--- Begin EXTRACTED INFORMATION ---
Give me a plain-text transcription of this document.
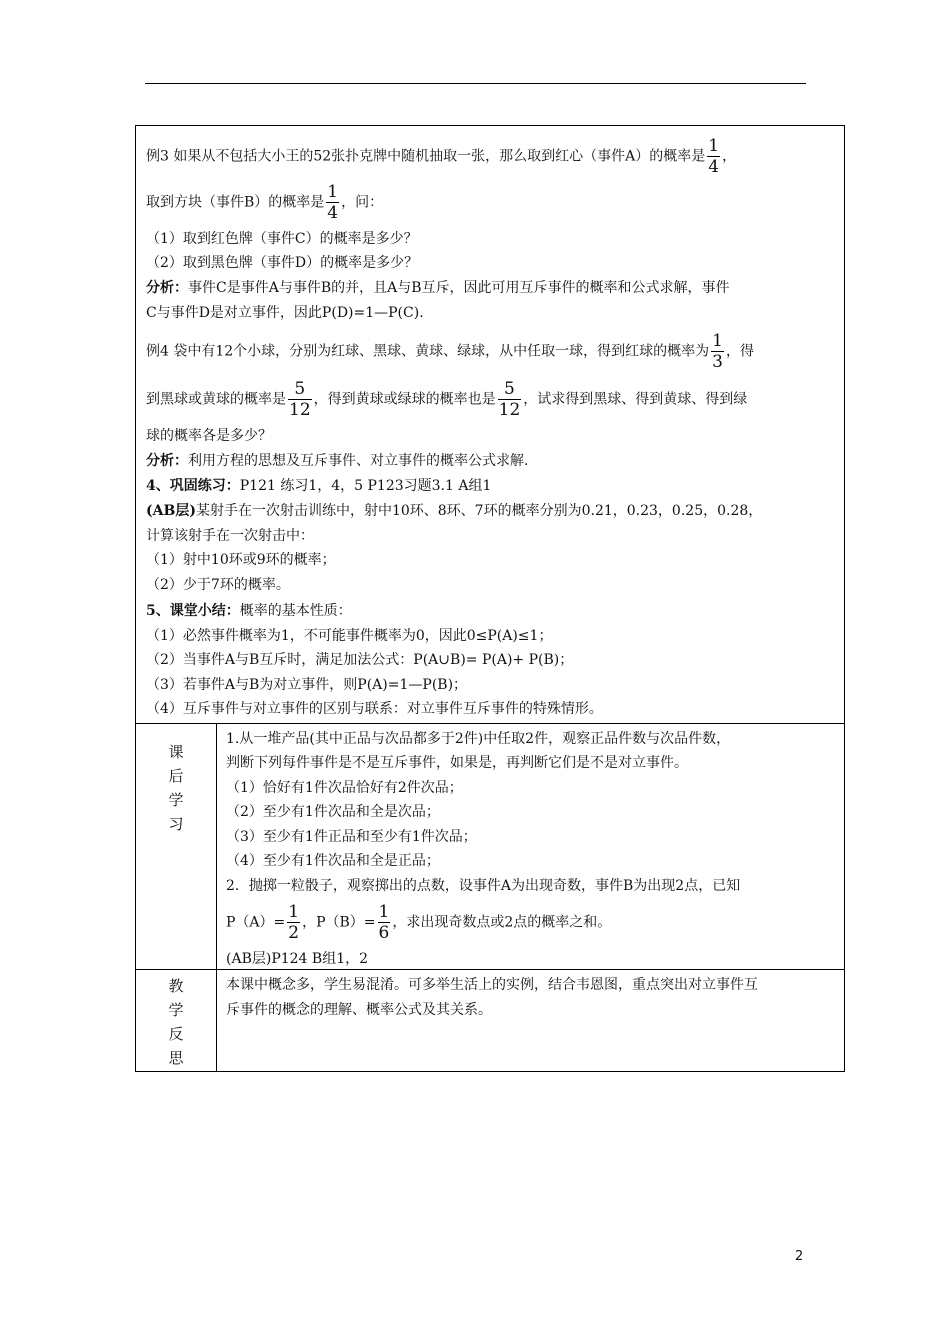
例3 如果从不包括大小王的52张扑克牌中随机抽取一张，那么取到红心（事件A）的概率是 $\frac{1}{4}$ ，
取到方块（事件B）的概率是 $\frac{1}{4}$ ，问：
（1）取到红色牌（事件C）的概率是多少？
（2）取到黑色牌（事件D）的概率是多少？
分析：事件C是事件A与事件B的并，且A与B互斥，因此可用互斥事件的概率和公式求解，事件
C与事件D是对立事件，因此P(D)=1—P(C).
例4 袋中有12个小球，分别为红球、黑球、黄球、绿球，从中任取一球，得到红球的概率为 $\frac{1}{3}$ ，得
到黑球或黄球的概率是 $\frac{5}{12}$ ，得到黄球或绿球的概率也是 $\frac{5}{12}$ ，试求得到黑球、得到黄球、得到绿
球的概率各是多少？
分析：利用方程的思想及互斥事件、对立事件的概率公式求解.
4、巩固练习：P121 练习1，4，5 P123习题3.1 A组1
(AB层)某射手在一次射击训练中，射中10环、8环、7环的概率分别为0.21，0.23，0.25，0.28，
计算该射手在一次射击中：
（1）射中10环或9环的概率；
（2）少于7环的概率。
5、课堂小结：概率的基本性质：
（1）必然事件概率为1，不可能事件概率为0，因此0≤P(A)≤1；
（2）当事件A与B互斥时，满足加法公式：P(A∪B)= P(A)+ P(B)；
（3）若事件A与B为对立事件，则P(A)=1—P(B)；
（4）互斥事件与对立事件的区别与联系：对立事件互斥事件的特殊情形。
课
后
学
习
1.从一堆产品(其中正品与次品都多于2件)中任取2件，观察正品件数与次品件数，
判断下列每件事件是不是互斥事件，如果是，再判断它们是不是对立事件。
（1）恰好有1件次品恰好有2件次品；
（2）至少有1件次品和全是次品；
（3）至少有1件正品和至少有1件次品；
（4）至少有1件次品和全是正品；
2．抛掷一粒骰子，观察掷出的点数，设事件A为出现奇数，事件B为出现2点，已知
$P(A)= \frac{1}{2}$ ，$P(B)= \frac{1}{6}$ ，求出现奇数点或2点的概率之和。
(AB层)P124 B组1，2
教
学
反
思
本课中概念多，学生易混淆。可多举生活上的实例，结合韦恩图，重点突出对立事件互
斥事件的概念的理解、概率公式及其关系。
2
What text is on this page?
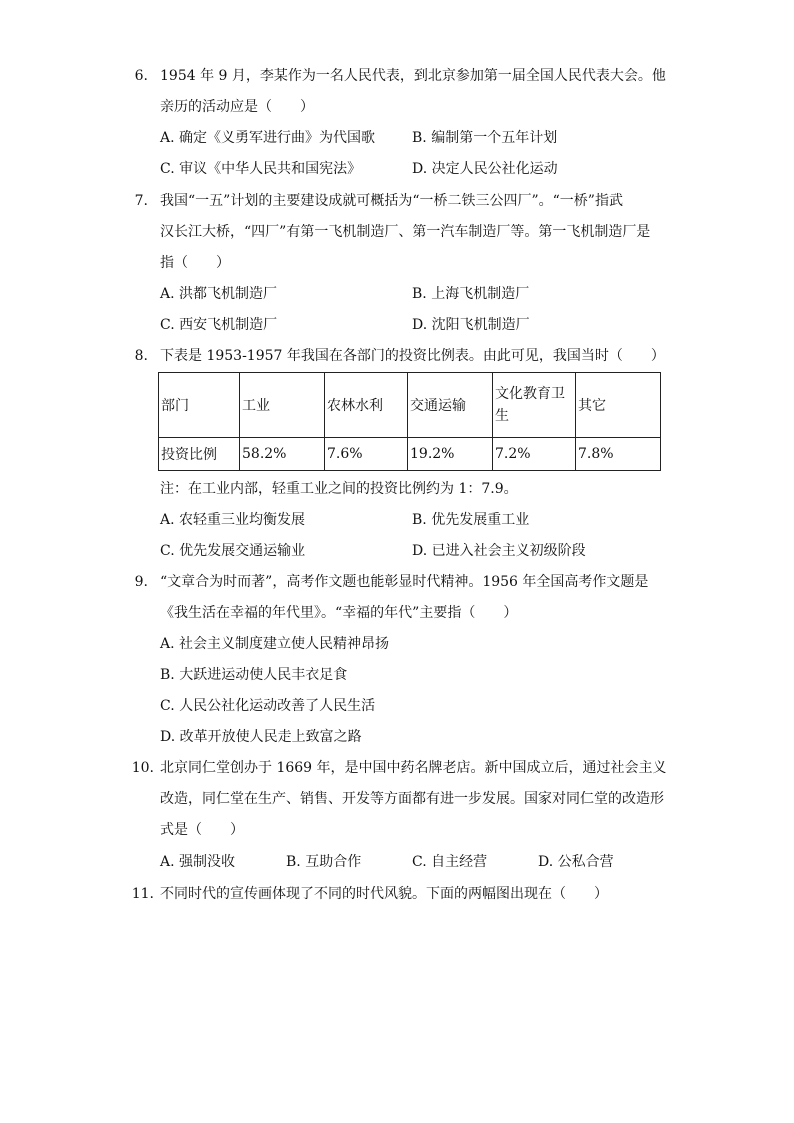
6. 1954 年 9 月，李某作为一名人民代表，到北京参加第一届全国人民代表大会。他
亲历的活动应是（　　）
A. 确定《义勇军进行曲》为代国歌	B. 编制第一个五年计划
C. 审议《中华人民共和国宪法》	D. 决定人民公社化运动
7. 我国“一五”计划的主要建设成就可概括为“一桥二铁三公四厂”。“一桥”指武
汉长江大桥，“四厂”有第一飞机制造厂、第一汽车制造厂等。第一飞机制造厂是
指（　　）
A. 洪都飞机制造厂	B. 上海飞机制造厂
C. 西安飞机制造厂	D. 沈阳飞机制造厂
8. 下表是 1953-1957 年我国在各部门的投资比例表。由此可见，我国当时（　　）
部门	工业	农林水利	交通运输	文化教育卫生	其它
投资比例	58.2%	7.6%	19.2%	7.2%	7.8%
注：在工业内部，轻重工业之间的投资比例约为 1：7.9。
A. 农轻重三业均衡发展	B. 优先发展重工业
C. 优先发展交通运输业	D. 已进入社会主义初级阶段
9. “文章合为时而著”，高考作文题也能彰显时代精神。1956 年全国高考作文题是
《我生活在幸福的年代里》。“幸福的年代”主要指（　　）
A. 社会主义制度建立使人民精神昂扬
B. 大跃进运动使人民丰衣足食
C. 人民公社化运动改善了人民生活
D. 改革开放使人民走上致富之路
10. 北京同仁堂创办于 1669 年，是中国中药名牌老店。新中国成立后，通过社会主义
改造，同仁堂在生产、销售、开发等方面都有进一步发展。国家对同仁堂的改造形
式是（　　）
A. 强制没收	B. 互助合作	C. 自主经营	D. 公私合营
11. 不同时代的宣传画体现了不同的时代风貌。下面的两幅图出现在（　　）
--- End EXTRACTED INFORMATION ---
» **SET PROBLEM**
Working from the lines above, reproduce the material exactly and exclude its pictures.

» **OUTPUT BELOW**
Give me a plain-text transcription of this document.
例3 如果从不包括大小王的52张扑克牌中随机抽取一张，那么取到红心（事件A）的概率是 $\frac{1}{4}$ ，
取到方块（事件B）的概率是 $\frac{1}{4}$ ，问：
（1）取到红色牌（事件C）的概率是多少？
（2）取到黑色牌（事件D）的概率是多少？
分析：事件C是事件A与事件B的并，且A与B互斥，因此可用互斥事件的概率和公式求解，事件
C与事件D是对立事件，因此P(D)=1—P(C).
例4 袋中有12个小球，分别为红球、黑球、黄球、绿球，从中任取一球，得到红球的概率为 $\frac{1}{3}$ ，得
到黑球或黄球的概率是 $\frac{5}{12}$ ，得到黄球或绿球的概率也是 $\frac{5}{12}$ ，试求得到黑球、得到黄球、得到绿
球的概率各是多少？
分析：利用方程的思想及互斥事件、对立事件的概率公式求解.
4、巩固练习：P121 练习1，4，5 P123习题3.1 A组1
(AB层)某射手在一次射击训练中，射中10环、8环、7环的概率分别为0.21，0.23，0.25，0.28，
计算该射手在一次射击中：
（1）射中10环或9环的概率；
（2）少于7环的概率。
5、课堂小结：概率的基本性质：
（1）必然事件概率为1，不可能事件概率为0，因此0≤P(A)≤1；
（2）当事件A与B互斥时，满足加法公式：P(A∪B)= P(A)+ P(B)；
（3）若事件A与B为对立事件，则P(A)=1—P(B)；
（4）互斥事件与对立事件的区别与联系：对立事件互斥事件的特殊情形。
课
后
学
习
1.从一堆产品(其中正品与次品都多于2件)中任取2件，观察正品件数与次品件数，
判断下列每件事件是不是互斥事件，如果是，再判断它们是不是对立事件。
（1）恰好有1件次品恰好有2件次品；
（2）至少有1件次品和全是次品；
（3）至少有1件正品和至少有1件次品；
（4）至少有1件次品和全是正品；
2．抛掷一粒骰子，观察掷出的点数，设事件A为出现奇数，事件B为出现2点，已知
$P(A)= \frac{1}{2}$ ，$P(B)= \frac{1}{6}$ ，求出现奇数点或2点的概率之和。
(AB层)P124 B组1，2
教
学
反
思
本课中概念多，学生易混淆。可多举生活上的实例，结合韦恩图，重点突出对立事件互
斥事件的概念的理解、概率公式及其关系。
2
What text is on this page?
6. 1954 年 9 月，李某作为一名人民代表，到北京参加第一届全国人民代表大会。他
亲历的活动应是（　　）
A. 确定《义勇军进行曲》为代国歌	B. 编制第一个五年计划
C. 审议《中华人民共和国宪法》	D. 决定人民公社化运动
7. 我国“一五”计划的主要建设成就可概括为“一桥二铁三公四厂”。“一桥”指武
汉长江大桥，“四厂”有第一飞机制造厂、第一汽车制造厂等。第一飞机制造厂是
指（　　）
A. 洪都飞机制造厂	B. 上海飞机制造厂
C. 西安飞机制造厂	D. 沈阳飞机制造厂
8. 下表是 1953-1957 年我国在各部门的投资比例表。由此可见，我国当时（　　）
部门	工业	农林水利	交通运输	文化教育卫生	其它
投资比例	58.2%	7.6%	19.2%	7.2%	7.8%
注：在工业内部，轻重工业之间的投资比例约为 1：7.9。
A. 农轻重三业均衡发展	B. 优先发展重工业
C. 优先发展交通运输业	D. 已进入社会主义初级阶段
9. “文章合为时而著”，高考作文题也能彰显时代精神。1956 年全国高考作文题是
《我生活在幸福的年代里》。“幸福的年代”主要指（　　）
A. 社会主义制度建立使人民精神昂扬
B. 大跃进运动使人民丰衣足食
C. 人民公社化运动改善了人民生活
D. 改革开放使人民走上致富之路
10. 北京同仁堂创办于 1669 年，是中国中药名牌老店。新中国成立后，通过社会主义
改造，同仁堂在生产、销售、开发等方面都有进一步发展。国家对同仁堂的改造形
式是（　　）
A. 强制没收	B. 互助合作	C. 自主经营	D. 公私合营
11. 不同时代的宣传画体现了不同的时代风貌。下面的两幅图出现在（　　）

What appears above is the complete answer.